_Requirement_:
From the listing below, extract each line containing the string "this".
_____
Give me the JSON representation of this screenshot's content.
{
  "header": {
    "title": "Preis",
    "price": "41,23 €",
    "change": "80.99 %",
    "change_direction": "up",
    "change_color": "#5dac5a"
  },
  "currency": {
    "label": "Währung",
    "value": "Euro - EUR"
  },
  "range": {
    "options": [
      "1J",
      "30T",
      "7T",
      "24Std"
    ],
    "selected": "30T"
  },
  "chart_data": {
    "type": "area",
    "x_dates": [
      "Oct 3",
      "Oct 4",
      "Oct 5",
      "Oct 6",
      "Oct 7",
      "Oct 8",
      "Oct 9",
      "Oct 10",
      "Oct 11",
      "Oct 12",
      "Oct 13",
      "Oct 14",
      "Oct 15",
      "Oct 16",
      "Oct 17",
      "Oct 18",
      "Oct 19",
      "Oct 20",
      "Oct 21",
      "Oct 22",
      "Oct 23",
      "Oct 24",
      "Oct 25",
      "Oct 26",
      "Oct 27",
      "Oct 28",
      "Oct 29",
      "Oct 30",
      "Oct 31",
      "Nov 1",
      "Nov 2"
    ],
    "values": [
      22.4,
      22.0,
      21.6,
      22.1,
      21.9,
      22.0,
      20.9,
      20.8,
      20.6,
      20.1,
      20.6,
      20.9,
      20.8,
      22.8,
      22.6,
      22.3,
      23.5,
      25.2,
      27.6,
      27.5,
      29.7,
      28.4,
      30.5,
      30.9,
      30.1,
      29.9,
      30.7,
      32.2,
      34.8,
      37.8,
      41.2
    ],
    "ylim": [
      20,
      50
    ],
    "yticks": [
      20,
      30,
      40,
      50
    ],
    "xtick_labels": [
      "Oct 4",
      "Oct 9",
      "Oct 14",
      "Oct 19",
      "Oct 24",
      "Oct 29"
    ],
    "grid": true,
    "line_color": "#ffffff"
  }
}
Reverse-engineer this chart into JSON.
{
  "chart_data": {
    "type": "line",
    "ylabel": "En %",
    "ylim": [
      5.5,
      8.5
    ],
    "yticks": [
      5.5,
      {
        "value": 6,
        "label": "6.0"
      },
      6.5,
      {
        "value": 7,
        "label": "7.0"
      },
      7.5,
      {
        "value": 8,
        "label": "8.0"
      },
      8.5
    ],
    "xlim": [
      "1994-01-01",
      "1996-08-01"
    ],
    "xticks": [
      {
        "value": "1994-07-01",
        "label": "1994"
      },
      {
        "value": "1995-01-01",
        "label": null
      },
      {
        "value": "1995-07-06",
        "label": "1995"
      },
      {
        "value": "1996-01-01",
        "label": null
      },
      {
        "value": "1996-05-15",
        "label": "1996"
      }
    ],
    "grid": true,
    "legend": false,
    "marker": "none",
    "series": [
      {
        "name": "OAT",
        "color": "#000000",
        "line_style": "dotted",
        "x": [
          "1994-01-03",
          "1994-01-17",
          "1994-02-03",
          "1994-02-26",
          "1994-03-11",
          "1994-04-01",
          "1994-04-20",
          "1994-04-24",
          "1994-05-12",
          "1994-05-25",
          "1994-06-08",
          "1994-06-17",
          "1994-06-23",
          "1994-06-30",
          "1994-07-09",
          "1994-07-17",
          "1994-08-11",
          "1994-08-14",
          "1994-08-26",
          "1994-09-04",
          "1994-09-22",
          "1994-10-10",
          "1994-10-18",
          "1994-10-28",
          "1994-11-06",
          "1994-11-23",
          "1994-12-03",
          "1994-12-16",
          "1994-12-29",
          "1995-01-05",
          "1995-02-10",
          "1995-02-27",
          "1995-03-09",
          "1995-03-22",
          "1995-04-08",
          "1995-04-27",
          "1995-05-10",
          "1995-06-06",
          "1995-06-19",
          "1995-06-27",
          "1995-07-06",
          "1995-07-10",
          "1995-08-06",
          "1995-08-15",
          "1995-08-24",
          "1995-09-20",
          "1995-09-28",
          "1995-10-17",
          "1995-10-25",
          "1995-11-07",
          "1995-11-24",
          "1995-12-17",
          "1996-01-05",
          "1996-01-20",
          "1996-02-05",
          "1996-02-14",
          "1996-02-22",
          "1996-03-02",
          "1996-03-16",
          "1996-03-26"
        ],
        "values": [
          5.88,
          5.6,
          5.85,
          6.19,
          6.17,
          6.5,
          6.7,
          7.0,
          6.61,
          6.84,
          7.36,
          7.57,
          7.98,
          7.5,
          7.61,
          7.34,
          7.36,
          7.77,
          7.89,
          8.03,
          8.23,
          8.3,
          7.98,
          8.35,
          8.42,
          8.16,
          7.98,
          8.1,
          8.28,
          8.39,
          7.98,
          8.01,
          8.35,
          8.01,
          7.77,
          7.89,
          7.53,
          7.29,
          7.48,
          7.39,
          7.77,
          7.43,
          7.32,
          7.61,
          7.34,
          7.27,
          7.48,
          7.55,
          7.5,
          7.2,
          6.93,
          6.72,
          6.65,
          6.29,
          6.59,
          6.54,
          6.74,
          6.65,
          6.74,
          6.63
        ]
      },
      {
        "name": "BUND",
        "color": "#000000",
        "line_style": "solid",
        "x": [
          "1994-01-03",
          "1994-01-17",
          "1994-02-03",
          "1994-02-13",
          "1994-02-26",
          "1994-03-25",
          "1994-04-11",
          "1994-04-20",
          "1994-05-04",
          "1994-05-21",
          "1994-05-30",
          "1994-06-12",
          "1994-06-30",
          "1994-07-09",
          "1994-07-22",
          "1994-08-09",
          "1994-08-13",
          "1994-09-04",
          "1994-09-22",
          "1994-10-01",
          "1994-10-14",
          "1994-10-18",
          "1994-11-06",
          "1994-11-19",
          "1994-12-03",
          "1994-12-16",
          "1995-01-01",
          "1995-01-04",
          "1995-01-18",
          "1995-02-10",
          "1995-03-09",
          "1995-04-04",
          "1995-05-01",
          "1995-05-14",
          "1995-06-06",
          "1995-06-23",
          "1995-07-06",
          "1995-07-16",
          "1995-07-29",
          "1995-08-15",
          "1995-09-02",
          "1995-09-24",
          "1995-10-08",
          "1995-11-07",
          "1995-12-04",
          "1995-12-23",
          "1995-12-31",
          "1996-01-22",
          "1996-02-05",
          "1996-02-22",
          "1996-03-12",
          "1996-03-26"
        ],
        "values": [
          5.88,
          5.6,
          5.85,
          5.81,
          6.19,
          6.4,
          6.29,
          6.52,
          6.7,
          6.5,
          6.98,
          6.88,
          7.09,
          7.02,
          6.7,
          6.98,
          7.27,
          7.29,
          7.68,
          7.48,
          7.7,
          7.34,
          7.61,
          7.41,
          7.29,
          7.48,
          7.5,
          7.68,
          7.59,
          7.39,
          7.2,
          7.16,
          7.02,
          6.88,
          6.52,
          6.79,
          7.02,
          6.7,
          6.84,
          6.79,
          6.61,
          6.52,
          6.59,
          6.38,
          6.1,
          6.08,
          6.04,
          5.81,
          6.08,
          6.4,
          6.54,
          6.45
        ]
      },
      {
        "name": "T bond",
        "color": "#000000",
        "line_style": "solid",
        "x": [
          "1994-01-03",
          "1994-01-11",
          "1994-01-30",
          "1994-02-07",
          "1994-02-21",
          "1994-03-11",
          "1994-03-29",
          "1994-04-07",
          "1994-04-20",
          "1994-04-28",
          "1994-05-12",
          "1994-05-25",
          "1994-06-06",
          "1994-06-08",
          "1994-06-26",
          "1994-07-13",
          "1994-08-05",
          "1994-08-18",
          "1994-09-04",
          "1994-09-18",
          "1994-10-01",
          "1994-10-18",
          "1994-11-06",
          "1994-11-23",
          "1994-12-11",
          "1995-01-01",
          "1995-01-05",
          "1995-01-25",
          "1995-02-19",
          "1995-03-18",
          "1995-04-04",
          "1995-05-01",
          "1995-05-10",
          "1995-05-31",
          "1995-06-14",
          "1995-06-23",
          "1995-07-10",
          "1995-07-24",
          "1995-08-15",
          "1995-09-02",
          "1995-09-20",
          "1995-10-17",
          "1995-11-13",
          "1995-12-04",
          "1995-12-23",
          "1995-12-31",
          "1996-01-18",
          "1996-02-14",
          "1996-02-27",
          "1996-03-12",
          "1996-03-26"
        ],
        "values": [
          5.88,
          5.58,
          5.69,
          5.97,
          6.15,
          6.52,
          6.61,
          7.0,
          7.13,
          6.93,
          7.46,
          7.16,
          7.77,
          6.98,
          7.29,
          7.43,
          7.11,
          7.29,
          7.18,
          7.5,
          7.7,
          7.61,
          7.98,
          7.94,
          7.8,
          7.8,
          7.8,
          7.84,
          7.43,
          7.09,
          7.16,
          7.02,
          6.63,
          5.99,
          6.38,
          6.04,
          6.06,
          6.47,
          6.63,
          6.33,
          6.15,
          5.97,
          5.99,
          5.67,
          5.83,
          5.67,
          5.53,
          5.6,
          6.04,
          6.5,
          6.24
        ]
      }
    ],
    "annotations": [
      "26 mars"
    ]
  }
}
_____
_Expected output_:
Give me the JSON representation of this screenshot's content.
Reverse-engineer this chart into JSON.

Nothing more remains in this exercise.